▸ **Objective**: Pull out every line with the word "Удельный" from the entries below.

▸ **Listing**:
* * *

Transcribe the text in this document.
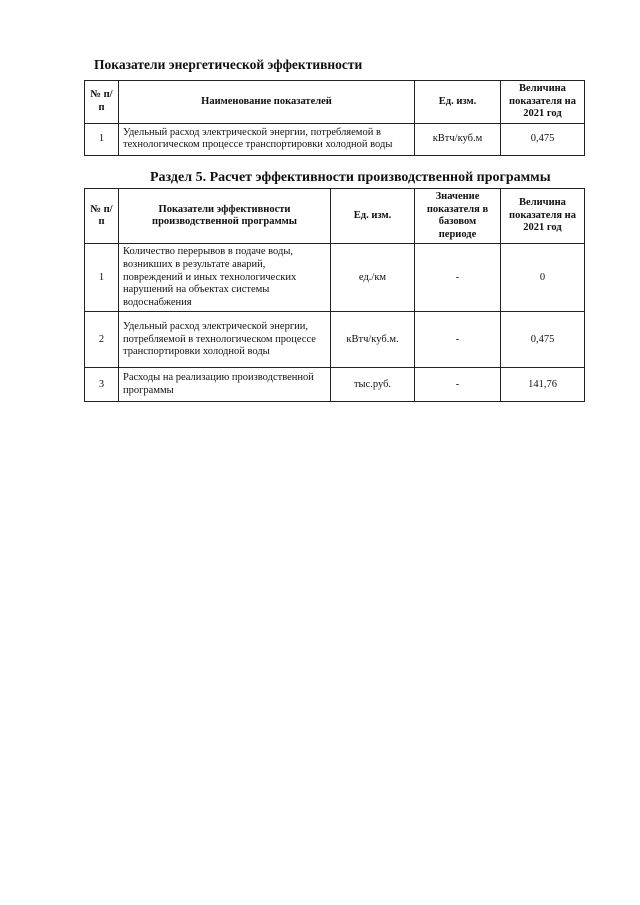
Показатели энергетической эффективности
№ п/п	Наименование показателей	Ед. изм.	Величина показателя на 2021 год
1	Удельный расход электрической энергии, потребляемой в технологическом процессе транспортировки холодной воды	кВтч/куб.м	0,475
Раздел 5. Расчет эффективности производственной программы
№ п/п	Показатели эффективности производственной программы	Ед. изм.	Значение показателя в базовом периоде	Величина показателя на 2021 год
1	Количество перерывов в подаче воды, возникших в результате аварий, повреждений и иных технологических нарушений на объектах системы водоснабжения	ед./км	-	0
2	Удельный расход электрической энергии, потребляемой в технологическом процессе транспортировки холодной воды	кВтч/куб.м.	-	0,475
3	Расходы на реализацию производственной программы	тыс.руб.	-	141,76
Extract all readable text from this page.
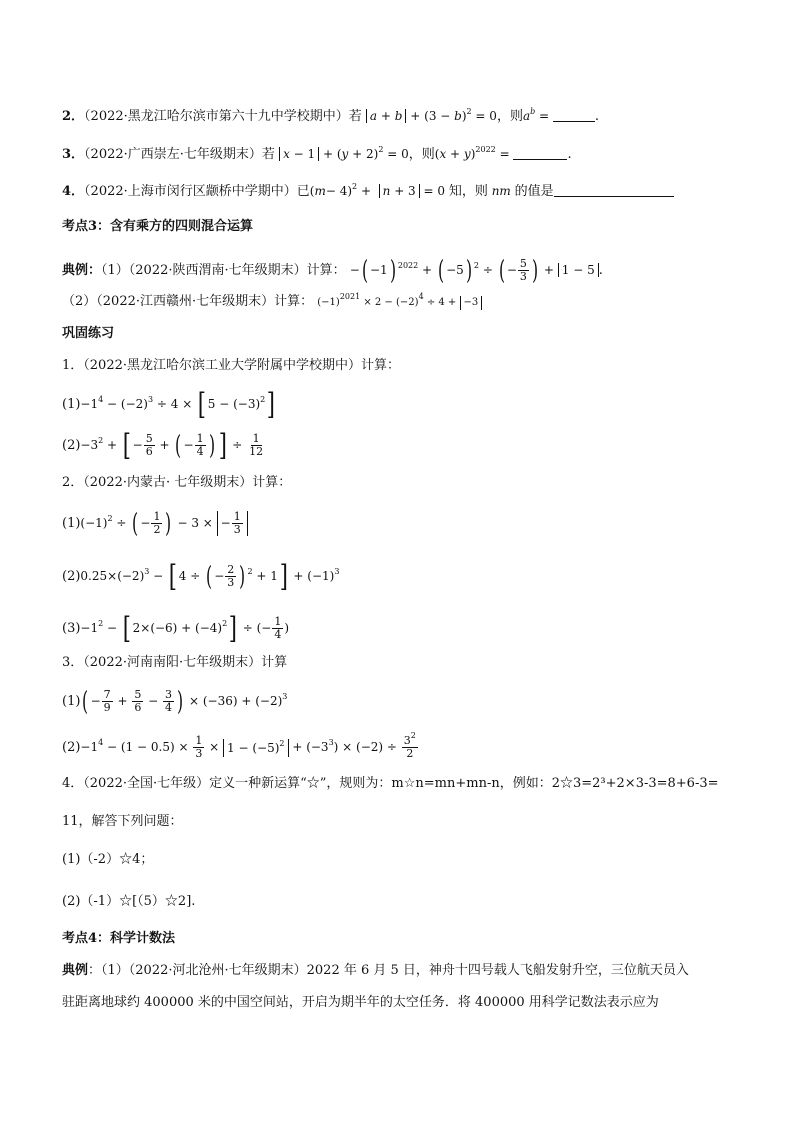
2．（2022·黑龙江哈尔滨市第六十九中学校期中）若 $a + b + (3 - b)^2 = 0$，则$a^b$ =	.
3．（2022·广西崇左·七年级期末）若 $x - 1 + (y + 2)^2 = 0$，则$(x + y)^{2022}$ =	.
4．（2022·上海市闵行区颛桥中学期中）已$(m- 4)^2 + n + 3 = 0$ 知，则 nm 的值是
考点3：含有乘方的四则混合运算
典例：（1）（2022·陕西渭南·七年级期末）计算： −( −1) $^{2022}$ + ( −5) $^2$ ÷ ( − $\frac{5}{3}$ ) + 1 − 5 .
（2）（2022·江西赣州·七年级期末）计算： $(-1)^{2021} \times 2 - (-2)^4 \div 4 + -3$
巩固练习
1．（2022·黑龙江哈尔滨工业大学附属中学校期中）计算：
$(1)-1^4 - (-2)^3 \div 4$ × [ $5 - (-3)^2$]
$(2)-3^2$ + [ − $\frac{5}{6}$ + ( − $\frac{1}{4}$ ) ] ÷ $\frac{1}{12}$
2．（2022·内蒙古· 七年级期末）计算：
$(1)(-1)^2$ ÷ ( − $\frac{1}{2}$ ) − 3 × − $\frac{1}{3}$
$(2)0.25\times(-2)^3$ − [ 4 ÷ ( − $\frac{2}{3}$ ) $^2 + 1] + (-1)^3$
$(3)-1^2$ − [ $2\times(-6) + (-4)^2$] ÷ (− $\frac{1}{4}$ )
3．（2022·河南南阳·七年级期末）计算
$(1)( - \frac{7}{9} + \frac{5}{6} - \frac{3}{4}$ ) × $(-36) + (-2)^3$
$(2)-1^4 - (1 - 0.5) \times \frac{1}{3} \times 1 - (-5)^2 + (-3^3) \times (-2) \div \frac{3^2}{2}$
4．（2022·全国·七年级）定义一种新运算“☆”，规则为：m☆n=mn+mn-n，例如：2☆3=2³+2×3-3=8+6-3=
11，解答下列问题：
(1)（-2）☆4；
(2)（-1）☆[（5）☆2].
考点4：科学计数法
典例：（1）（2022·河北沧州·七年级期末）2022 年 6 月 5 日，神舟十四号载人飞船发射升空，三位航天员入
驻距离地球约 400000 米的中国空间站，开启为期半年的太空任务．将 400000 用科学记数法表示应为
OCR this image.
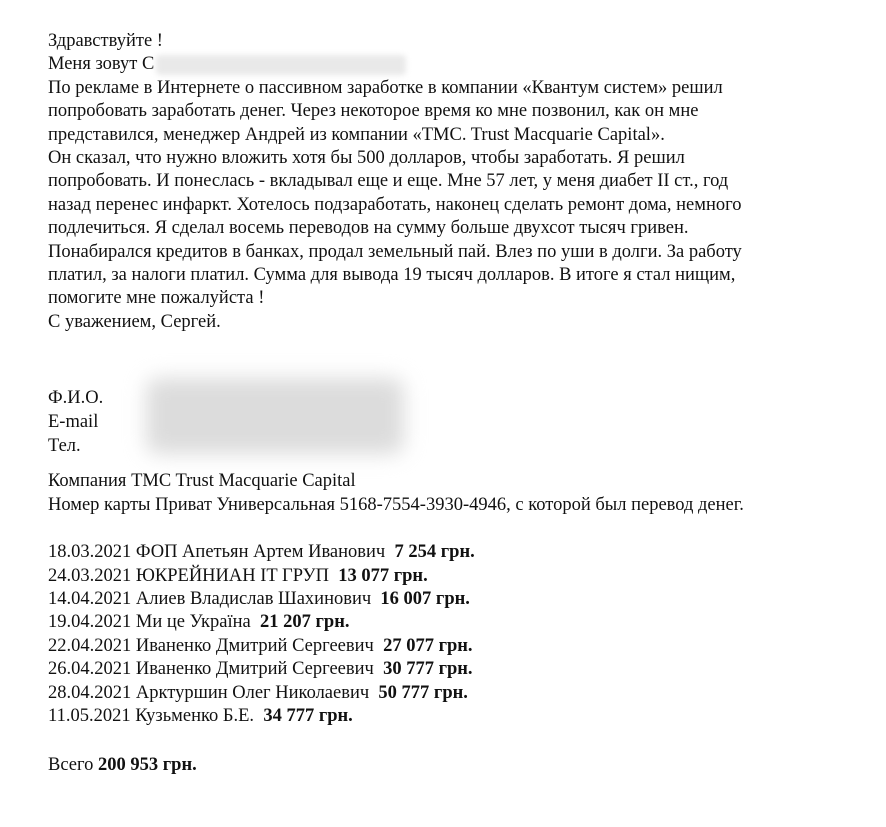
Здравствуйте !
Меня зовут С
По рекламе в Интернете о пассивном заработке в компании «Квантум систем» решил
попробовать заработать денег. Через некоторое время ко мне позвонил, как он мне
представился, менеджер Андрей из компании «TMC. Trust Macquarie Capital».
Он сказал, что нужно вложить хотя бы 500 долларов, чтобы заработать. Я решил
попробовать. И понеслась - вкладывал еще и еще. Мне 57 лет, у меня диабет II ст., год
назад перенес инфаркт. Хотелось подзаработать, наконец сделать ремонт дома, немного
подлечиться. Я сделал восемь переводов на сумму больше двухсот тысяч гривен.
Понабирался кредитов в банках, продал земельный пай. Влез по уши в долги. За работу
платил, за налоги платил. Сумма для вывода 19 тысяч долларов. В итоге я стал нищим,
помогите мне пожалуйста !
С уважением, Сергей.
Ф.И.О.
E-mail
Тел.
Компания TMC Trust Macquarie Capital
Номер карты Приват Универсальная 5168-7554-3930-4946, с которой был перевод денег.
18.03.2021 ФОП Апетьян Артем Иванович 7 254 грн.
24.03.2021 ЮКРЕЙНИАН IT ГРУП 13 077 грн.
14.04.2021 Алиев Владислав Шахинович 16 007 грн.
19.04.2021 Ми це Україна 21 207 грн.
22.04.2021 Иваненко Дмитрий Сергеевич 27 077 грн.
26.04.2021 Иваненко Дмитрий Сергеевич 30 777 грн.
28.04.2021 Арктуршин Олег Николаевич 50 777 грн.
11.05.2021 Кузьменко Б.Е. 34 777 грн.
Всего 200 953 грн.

* * *

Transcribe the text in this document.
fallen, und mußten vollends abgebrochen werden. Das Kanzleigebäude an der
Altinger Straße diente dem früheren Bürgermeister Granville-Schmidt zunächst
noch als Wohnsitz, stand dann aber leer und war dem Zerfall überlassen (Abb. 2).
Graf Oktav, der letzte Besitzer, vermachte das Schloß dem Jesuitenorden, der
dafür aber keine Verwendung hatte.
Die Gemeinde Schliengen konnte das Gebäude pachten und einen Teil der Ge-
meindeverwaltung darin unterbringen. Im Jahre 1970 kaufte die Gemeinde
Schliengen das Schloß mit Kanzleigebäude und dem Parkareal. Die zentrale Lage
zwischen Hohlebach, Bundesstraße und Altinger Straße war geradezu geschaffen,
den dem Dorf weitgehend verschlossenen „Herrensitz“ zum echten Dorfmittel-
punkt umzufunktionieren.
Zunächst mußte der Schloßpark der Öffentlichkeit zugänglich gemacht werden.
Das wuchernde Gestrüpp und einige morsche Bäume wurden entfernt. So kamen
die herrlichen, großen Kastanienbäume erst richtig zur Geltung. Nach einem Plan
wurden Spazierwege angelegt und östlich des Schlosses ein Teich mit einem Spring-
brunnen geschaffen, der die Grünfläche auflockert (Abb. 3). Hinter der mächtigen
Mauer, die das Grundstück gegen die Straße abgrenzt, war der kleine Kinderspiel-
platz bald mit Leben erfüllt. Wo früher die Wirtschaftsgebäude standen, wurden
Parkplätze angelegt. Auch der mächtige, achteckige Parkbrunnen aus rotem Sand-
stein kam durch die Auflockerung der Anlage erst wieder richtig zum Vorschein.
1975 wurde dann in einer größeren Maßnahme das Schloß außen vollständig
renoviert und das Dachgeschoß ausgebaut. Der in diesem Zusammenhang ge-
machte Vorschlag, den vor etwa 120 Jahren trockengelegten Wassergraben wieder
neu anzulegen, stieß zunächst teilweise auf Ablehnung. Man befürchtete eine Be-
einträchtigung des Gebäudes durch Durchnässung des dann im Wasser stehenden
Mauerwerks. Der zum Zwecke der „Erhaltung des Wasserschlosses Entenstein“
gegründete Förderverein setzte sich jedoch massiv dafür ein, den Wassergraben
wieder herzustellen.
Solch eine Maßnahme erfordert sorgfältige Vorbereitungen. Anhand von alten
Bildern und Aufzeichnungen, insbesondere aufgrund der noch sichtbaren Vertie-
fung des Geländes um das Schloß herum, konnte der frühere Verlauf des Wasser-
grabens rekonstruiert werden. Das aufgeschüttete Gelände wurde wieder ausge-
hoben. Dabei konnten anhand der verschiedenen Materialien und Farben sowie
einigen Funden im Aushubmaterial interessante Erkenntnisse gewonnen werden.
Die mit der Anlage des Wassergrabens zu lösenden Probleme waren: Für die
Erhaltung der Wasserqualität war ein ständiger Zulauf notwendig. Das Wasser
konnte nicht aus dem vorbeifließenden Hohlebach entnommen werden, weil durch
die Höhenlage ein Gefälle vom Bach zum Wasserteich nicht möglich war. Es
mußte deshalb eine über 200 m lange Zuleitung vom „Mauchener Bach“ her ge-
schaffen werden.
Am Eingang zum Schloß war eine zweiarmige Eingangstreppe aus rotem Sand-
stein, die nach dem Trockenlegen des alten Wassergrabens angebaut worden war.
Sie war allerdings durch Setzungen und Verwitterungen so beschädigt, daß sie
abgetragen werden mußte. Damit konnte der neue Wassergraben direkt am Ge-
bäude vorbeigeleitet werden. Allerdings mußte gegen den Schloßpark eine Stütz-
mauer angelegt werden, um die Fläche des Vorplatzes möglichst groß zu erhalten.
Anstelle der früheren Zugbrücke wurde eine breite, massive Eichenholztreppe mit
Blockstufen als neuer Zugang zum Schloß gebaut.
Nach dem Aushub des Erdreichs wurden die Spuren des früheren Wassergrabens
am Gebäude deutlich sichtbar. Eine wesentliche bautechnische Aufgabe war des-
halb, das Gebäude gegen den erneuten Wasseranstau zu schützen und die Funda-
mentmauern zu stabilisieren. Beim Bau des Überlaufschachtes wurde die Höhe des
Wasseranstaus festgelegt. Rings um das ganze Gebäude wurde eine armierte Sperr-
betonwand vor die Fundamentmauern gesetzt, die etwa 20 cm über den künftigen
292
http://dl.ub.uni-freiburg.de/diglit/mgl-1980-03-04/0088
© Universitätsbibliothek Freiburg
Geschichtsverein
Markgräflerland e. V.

* * *

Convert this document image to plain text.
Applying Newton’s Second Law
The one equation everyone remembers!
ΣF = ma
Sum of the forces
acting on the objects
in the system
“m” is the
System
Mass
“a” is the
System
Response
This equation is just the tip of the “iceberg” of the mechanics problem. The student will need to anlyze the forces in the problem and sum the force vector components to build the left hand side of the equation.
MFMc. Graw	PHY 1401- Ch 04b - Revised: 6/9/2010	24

* * *

▸ **Written solution**:
1	Удельный расход электрической энергии, потребляемой в технологическом процессе транспортировки холодной воды	кВтч/куб.м	0,475
2	Удельный расход электрической энергии, потребляемой в технологическом процессе транспортировки холодной воды	кВтч/куб.м.	-	0,475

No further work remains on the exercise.